═══ Stored data

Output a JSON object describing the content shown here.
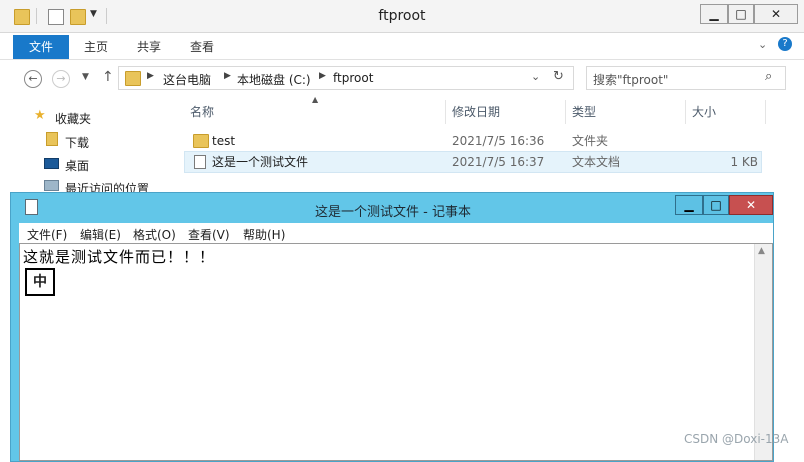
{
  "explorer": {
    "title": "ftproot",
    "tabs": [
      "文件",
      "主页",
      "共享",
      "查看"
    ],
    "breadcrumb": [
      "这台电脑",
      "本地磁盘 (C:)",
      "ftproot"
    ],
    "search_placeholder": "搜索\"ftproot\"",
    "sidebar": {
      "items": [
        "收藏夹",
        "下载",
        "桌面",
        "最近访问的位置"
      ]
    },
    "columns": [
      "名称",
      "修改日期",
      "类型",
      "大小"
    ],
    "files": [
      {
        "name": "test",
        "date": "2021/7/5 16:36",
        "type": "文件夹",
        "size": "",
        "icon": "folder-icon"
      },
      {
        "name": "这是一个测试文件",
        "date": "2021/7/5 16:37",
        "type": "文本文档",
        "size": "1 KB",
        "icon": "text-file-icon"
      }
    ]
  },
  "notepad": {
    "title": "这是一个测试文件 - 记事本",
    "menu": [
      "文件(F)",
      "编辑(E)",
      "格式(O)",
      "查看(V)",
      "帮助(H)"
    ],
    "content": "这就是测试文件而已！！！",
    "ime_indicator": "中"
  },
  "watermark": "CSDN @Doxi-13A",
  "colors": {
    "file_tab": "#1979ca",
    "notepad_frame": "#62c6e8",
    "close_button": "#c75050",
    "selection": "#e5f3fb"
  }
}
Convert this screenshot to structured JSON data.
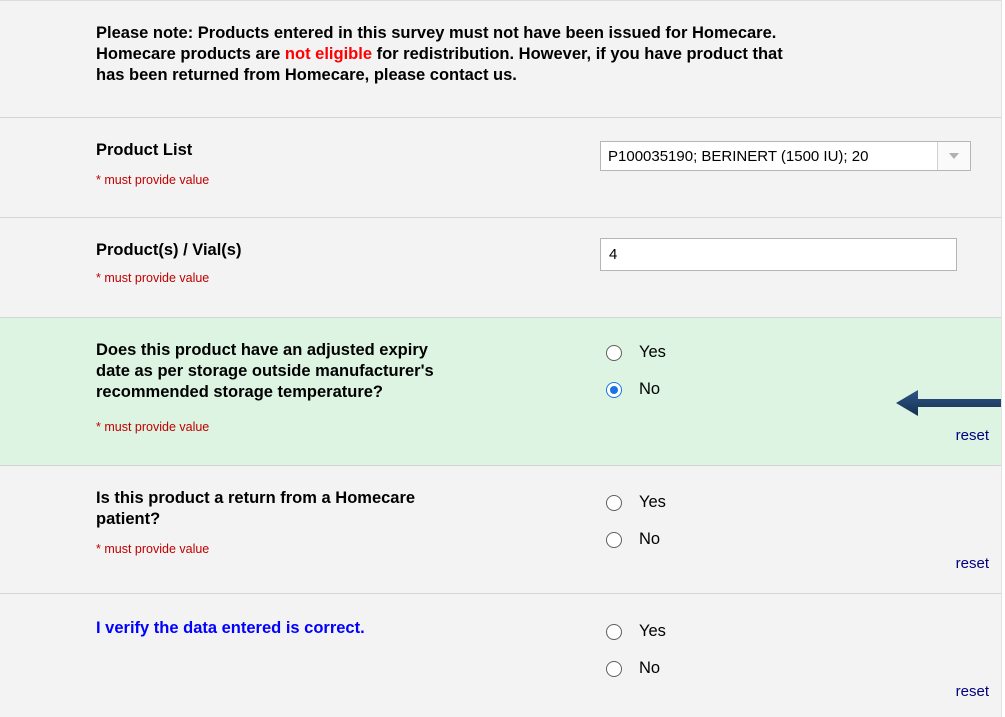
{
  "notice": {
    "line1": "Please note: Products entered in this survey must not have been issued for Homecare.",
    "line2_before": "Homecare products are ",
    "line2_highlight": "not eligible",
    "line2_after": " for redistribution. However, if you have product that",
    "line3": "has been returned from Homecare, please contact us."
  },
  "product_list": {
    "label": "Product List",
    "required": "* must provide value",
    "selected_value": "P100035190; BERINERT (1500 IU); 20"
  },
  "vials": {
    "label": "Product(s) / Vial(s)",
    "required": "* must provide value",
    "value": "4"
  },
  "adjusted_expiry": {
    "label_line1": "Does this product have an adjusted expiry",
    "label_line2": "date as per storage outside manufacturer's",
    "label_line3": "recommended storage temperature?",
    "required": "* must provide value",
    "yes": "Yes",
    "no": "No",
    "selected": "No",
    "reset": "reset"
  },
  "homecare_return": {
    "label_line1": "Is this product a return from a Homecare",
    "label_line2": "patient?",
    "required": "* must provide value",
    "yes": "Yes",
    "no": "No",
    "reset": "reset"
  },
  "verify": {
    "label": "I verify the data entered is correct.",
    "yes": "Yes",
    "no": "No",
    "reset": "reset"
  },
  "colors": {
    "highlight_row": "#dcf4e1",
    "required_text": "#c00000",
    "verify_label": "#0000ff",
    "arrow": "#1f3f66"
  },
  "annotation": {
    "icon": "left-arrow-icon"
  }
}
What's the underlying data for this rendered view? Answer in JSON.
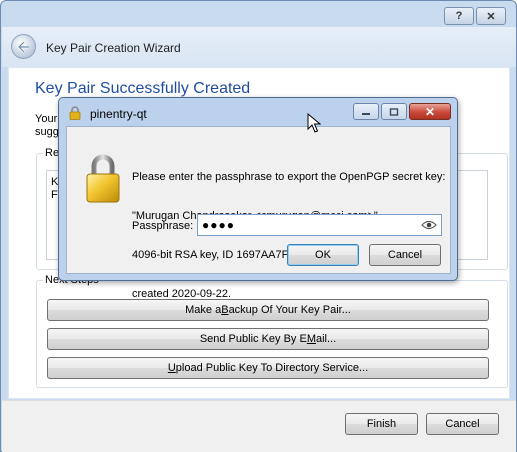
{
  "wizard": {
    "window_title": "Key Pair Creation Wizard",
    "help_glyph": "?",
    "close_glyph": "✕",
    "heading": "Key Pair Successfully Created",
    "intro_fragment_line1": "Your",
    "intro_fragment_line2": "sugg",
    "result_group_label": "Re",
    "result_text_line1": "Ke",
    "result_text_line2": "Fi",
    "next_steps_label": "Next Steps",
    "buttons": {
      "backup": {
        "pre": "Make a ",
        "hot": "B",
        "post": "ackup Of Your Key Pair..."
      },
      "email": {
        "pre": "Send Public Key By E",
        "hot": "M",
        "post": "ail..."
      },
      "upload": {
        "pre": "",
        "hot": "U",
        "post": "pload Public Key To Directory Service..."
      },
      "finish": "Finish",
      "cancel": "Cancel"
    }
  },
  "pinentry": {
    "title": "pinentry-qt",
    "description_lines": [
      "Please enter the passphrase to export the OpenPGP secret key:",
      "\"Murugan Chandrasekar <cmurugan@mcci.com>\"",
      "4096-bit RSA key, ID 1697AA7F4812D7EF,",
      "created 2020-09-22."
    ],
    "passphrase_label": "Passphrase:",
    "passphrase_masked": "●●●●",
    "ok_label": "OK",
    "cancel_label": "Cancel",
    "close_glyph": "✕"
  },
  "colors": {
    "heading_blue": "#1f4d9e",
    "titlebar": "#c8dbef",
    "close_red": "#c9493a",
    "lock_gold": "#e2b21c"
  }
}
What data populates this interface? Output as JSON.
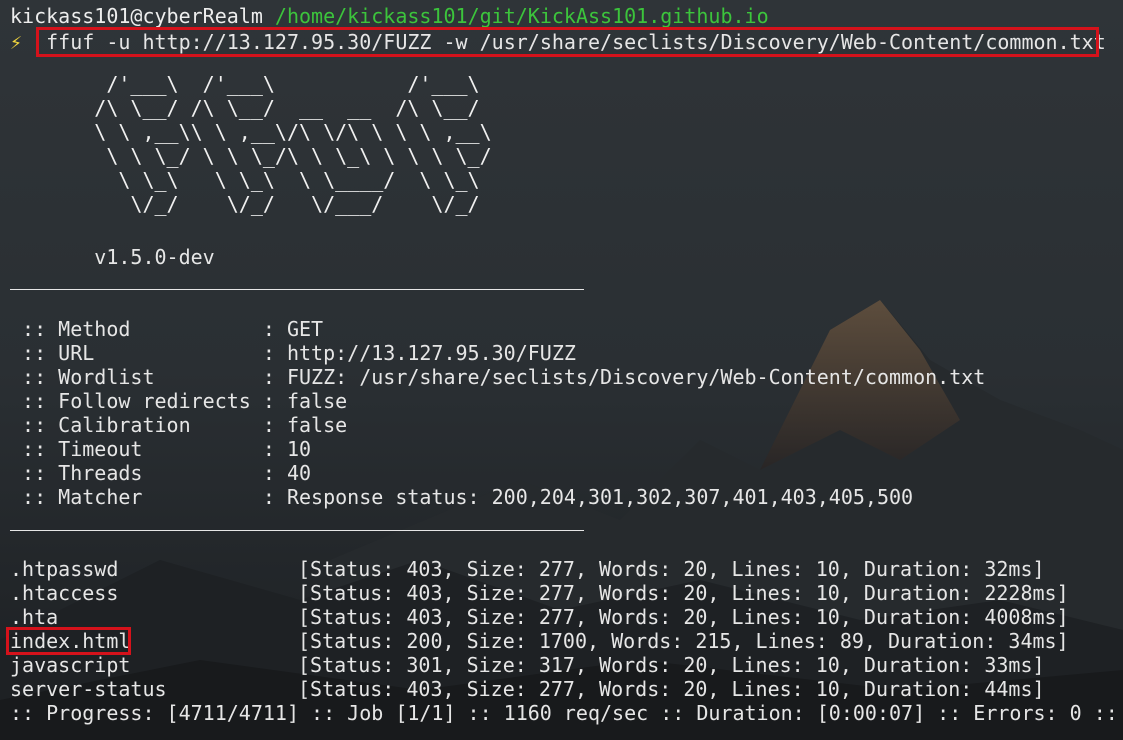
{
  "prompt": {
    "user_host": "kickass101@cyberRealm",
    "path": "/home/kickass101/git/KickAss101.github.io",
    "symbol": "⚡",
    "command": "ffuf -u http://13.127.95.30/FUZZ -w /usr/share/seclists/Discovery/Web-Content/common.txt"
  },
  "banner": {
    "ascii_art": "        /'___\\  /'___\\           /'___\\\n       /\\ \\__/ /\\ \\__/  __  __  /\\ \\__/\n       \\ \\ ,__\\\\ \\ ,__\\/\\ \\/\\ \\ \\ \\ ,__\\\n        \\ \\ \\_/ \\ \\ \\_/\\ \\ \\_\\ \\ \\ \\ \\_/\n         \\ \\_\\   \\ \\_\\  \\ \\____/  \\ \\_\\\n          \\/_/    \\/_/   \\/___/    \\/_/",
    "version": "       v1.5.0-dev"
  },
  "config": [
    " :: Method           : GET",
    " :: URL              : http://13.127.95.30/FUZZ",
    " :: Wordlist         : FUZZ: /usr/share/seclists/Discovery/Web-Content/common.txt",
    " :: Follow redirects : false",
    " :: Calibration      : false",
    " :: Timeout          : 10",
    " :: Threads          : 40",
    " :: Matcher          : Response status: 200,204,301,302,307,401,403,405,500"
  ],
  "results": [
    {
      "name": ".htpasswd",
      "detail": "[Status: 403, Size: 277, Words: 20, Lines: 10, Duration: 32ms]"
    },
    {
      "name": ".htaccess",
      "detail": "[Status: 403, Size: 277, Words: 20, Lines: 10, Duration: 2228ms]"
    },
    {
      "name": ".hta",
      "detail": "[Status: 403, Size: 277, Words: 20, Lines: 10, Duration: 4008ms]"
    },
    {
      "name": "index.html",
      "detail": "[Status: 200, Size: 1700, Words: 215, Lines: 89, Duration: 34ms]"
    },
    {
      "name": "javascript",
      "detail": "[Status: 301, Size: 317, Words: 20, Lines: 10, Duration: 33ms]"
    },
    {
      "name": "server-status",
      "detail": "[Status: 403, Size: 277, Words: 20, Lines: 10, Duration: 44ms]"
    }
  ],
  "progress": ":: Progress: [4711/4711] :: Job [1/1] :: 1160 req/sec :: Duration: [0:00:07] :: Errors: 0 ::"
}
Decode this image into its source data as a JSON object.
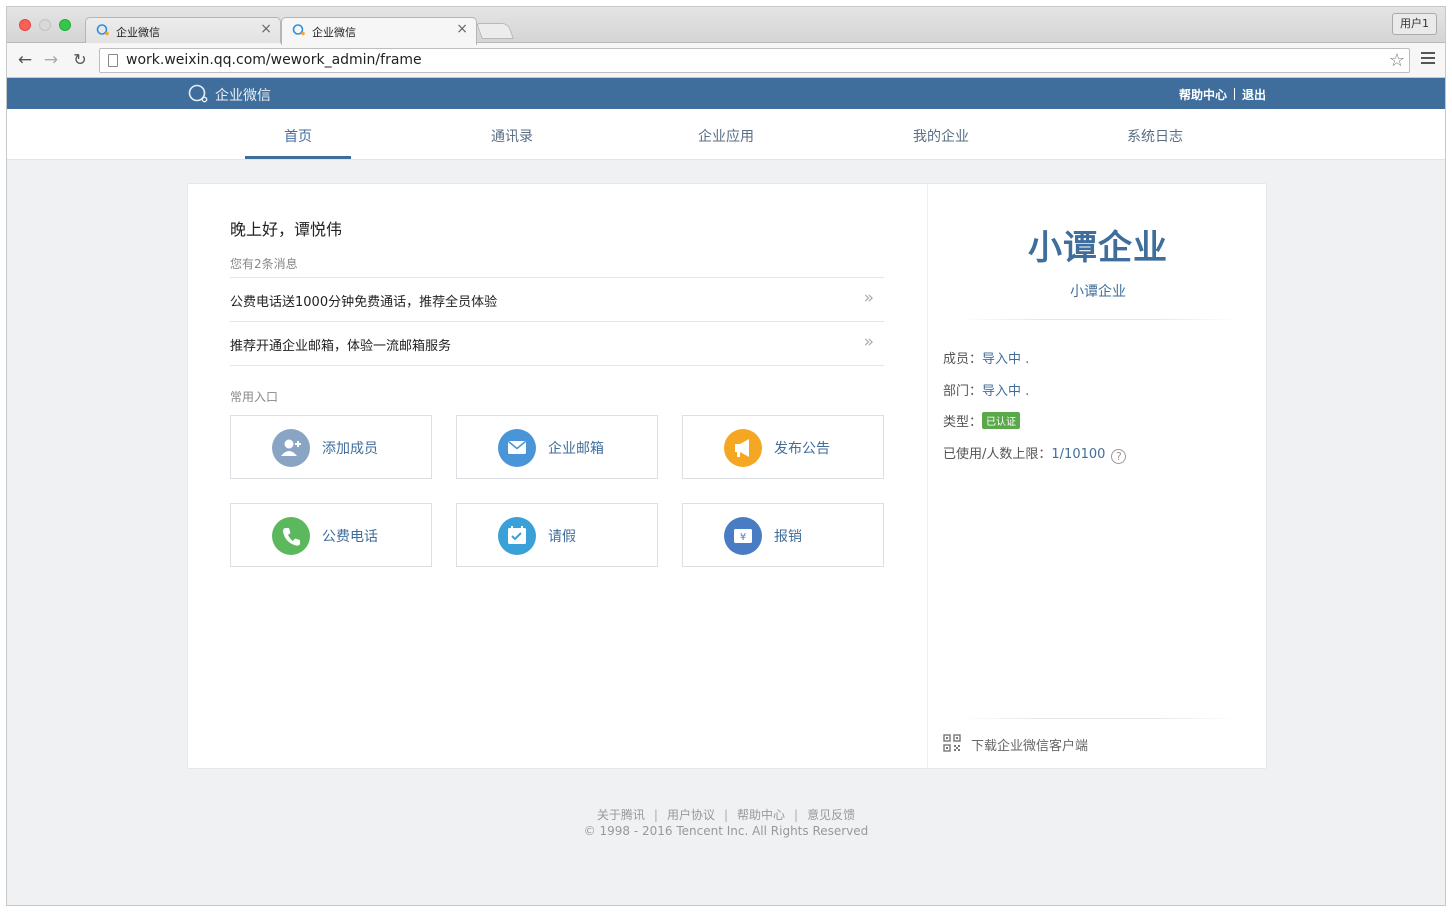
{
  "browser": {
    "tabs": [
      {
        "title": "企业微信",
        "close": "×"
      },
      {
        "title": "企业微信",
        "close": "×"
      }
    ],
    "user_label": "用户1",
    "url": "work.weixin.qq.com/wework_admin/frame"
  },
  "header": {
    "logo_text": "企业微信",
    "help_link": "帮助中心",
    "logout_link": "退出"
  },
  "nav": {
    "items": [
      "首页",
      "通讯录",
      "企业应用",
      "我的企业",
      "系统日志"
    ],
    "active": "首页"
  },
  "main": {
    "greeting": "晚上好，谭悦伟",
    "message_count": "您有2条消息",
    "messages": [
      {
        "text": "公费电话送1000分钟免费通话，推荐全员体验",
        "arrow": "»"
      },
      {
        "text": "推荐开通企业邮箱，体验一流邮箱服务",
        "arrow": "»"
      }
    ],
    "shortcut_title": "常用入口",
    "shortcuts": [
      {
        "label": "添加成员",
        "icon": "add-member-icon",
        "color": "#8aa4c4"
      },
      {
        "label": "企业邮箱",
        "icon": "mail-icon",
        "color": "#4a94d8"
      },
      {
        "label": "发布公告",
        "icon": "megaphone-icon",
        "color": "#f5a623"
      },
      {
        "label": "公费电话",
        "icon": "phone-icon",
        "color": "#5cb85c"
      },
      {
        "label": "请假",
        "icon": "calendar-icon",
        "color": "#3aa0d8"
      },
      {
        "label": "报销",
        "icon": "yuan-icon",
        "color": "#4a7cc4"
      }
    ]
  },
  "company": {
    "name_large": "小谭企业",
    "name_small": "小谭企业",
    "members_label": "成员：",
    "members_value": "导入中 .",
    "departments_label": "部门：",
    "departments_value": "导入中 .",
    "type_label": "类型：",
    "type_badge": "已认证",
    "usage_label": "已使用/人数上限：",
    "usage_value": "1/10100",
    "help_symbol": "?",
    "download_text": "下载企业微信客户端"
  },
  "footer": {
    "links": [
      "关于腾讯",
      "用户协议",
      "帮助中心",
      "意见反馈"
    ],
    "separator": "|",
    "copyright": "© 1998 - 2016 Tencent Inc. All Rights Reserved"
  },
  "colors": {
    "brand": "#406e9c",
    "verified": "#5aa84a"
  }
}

══════

Select every line in the records above that contains the word "from".

    "line3": "has been returned from Homecare, please contact us."
    "label_line1": "Is this product a return from a Homecare",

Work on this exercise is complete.